▶ Text section:
Although Sefolosha is prepared to admit to her affinity with animals - "they are symbols of my inner visions, my states of consciousness", she says (5) - it would of course be facile to see her as a 'sorceress' or some sort of modern shamaness, one whose ritualistic gestures were inseparable from a context of enigmatic or even magical beliefs. Neverthless, it seems inevitable that her depictions of great white deer bounding, of horned goats leaping, of weighty cows or whinnying horses should, in their tonality, if not their spirit, be seen to reflect an affinity with the depictions of those distant predecessors of which I have spoken. The comparison is all the more seductive in that her methods - the pummelling of ductile substances, the dreamy exploration of undefined shapes, the combining of separate elements, the cultivation of blemishes and accidents - often give the same impression of a half-aleatory process, one which welcomes the unforeseeable yet is governed by strict ritual. For, just like the primordial artist who, faced with an uneven cave wall poorly lit by a flickering candle-flame, drew inspiration from the suggestions of its surface, Sefolosha cultivates a dialogue with the materials she is handling, interrogating the support with its ink-stains and earthy pigments, and, with the help of her brush, coaxing the hazy silhouettes into legibility, so as to impart articulacy to what Gérard Sendrey has termed her "savage impulses". (6)

All the same, the differences from the parietal art of the distant past should not be overlooked. I have said that Sefolosha doesn't have quite the same repertoire of motifs; and one finds in her work one creature that would be hard to pinpoint within the art of the Paleolithic, namely the bird. (Among the few accredited examples may be cited the unique owl scratched upon the roof of the Chauvet cave, and a pair of screech-owls, also scratched, at Trois-Frères.) For her part, Sefolosha revels in portraying the winged tribe, releasing whole flocks of birds of prey, storks, bitterns, pigeons, white doves, black crows. But what is most striking here is that her birds frequently merge with other species, to produce hybrids which one is tempted to call spectral, such as the winged horse or the goat with long sharp eagle's claws.

The most telling variation is the anthropomorph with a bird's head, an elective motif which I see not only as a variant on the image of the archetypal therianthrope - that is, the image of the shaman or divine sorcerer with an animal head complete with horns or antlers - but also as a symbolic commitment of deep import whose satisfactory interpretation would doubtless require an investigation by means rather more subtle than those of cod psychoanalysis. It is clear that we are venturing close to Surrealism and its search for the most incongruous forms of hybridity. (7) It is also clear that the symbolic function of the bird-sorcerer is to facilitate "the innocent play of metamorphoses, in the space between soaring and huddling", to adopt a phrase of Anne Lou Steininger. (8)

▶ Data records:

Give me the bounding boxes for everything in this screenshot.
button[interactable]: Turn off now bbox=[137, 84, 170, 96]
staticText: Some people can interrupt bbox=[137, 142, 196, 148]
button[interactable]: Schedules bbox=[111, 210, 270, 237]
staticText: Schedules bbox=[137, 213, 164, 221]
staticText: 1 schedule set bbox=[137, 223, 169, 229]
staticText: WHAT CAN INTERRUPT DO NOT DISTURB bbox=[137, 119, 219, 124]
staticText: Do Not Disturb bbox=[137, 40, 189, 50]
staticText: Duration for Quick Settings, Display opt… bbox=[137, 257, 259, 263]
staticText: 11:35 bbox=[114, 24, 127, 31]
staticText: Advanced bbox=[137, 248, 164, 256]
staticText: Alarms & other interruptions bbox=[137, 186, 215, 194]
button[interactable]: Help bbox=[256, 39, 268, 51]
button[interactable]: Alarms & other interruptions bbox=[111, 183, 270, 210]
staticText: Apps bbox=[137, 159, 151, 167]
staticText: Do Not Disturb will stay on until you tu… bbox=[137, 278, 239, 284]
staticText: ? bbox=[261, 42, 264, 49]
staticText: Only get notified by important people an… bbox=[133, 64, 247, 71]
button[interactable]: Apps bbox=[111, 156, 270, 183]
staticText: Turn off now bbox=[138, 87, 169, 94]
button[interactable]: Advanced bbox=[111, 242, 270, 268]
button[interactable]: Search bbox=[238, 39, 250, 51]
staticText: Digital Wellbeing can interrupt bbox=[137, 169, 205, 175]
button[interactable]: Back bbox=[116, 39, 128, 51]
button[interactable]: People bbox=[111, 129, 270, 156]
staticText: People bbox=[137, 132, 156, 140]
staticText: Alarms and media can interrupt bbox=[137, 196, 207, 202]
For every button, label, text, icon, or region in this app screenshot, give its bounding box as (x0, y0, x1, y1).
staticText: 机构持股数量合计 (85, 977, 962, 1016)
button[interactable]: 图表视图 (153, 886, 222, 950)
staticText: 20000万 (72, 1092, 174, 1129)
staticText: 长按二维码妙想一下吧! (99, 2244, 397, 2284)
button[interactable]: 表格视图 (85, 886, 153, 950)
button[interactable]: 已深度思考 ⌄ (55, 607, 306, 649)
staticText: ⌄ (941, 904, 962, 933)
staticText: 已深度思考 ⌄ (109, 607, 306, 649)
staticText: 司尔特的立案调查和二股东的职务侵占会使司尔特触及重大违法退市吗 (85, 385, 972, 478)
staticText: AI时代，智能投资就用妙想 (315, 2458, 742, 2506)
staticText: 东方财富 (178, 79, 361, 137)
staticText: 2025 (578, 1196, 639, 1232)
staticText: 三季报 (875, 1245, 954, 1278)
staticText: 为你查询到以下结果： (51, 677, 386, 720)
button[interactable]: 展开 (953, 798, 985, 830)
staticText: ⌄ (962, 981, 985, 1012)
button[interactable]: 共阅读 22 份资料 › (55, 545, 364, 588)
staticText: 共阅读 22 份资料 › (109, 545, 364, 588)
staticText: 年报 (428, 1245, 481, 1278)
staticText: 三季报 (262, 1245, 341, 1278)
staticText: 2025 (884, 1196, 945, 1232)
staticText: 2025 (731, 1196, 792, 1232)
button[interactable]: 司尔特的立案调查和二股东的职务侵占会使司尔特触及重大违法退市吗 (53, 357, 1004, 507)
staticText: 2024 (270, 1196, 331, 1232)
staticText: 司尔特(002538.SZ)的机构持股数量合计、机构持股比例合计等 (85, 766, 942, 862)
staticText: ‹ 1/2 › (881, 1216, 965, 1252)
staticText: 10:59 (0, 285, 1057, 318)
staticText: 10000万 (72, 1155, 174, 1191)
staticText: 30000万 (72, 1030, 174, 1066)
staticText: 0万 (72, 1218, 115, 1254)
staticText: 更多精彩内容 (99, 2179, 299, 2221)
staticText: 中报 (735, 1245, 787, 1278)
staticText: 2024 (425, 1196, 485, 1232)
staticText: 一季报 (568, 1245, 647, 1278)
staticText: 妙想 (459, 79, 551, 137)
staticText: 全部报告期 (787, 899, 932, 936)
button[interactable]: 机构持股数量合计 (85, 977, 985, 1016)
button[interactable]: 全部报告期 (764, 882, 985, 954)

▶ Set problem: Decide whether each statement agrees with the passage on Sefolosha's art. Answer yes or no and quote the words from the passage that decide it. (a) Birds are a common motif in Paleolithic cave art. (b) The owl at the Chauvet cave is scratched on the cave's roof. (c) The phrase "savage impulses" comes from Anne Lou Steininger.

▶ Final result:
(a) No: "one creature that would be hard to pinpoint within the art of the Paleolithic, namely the bird."
(b) Yes: "the unique owl scratched upon the roof of the Chauvet cave"
(c) No: "what Gérard Sendrey has termed her "savage impulses""